** BEGIN **

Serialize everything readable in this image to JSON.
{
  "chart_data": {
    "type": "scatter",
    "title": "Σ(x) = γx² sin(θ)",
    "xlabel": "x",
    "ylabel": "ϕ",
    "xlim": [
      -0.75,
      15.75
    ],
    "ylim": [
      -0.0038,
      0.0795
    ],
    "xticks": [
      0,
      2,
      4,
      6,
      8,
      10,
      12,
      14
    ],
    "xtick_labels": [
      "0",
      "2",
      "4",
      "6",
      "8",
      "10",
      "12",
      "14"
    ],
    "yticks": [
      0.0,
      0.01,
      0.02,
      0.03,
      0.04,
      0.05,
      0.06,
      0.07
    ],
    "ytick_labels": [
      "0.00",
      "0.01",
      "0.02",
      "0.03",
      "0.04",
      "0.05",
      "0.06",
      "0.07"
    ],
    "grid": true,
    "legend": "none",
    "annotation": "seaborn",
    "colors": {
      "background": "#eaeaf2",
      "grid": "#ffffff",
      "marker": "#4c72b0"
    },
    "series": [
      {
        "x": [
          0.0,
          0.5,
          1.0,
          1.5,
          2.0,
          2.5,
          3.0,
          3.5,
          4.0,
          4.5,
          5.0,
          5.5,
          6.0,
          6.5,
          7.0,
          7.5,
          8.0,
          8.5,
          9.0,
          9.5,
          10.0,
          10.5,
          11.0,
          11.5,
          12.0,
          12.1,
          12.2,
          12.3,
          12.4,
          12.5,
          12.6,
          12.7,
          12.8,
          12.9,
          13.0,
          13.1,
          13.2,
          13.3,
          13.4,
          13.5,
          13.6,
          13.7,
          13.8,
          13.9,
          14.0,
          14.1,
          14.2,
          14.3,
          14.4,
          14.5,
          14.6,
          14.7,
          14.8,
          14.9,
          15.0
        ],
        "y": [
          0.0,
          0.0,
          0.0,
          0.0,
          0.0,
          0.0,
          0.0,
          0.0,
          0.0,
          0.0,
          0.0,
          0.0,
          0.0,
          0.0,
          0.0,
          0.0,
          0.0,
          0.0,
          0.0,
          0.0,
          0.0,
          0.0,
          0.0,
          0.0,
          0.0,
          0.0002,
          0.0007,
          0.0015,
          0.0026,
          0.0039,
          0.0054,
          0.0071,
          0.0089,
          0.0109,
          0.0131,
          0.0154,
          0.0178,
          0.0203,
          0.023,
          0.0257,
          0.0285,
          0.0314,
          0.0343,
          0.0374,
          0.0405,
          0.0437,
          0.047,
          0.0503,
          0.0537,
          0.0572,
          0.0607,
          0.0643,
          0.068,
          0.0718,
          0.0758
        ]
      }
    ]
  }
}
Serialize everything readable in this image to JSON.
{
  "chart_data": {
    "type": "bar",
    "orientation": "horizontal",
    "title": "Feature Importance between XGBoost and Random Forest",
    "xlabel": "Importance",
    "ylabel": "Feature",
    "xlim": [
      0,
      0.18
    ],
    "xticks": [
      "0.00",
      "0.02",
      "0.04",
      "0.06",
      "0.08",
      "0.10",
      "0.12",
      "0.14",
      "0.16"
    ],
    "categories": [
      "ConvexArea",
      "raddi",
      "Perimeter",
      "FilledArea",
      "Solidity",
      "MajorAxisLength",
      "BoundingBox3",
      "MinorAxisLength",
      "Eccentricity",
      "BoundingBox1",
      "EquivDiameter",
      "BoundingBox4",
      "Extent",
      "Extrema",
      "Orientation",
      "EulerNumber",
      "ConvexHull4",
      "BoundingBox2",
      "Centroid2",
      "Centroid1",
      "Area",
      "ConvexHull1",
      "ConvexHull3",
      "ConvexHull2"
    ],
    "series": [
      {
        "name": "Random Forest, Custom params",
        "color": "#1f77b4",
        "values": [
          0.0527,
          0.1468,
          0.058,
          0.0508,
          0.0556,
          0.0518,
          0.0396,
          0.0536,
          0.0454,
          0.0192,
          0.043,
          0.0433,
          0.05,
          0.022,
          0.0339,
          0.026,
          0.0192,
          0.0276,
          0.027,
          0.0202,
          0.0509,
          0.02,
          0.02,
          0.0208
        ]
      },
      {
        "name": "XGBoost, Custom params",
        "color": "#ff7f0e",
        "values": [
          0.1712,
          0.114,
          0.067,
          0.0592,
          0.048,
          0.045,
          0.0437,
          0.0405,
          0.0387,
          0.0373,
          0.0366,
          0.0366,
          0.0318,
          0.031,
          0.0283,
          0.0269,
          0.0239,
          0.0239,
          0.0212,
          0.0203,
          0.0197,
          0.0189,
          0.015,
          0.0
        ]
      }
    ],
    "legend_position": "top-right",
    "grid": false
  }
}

** END **

● GOAL: Tell how many lines hold the string "Random", giving the number and nothing else.

● COMPLETED EXERCISE: 2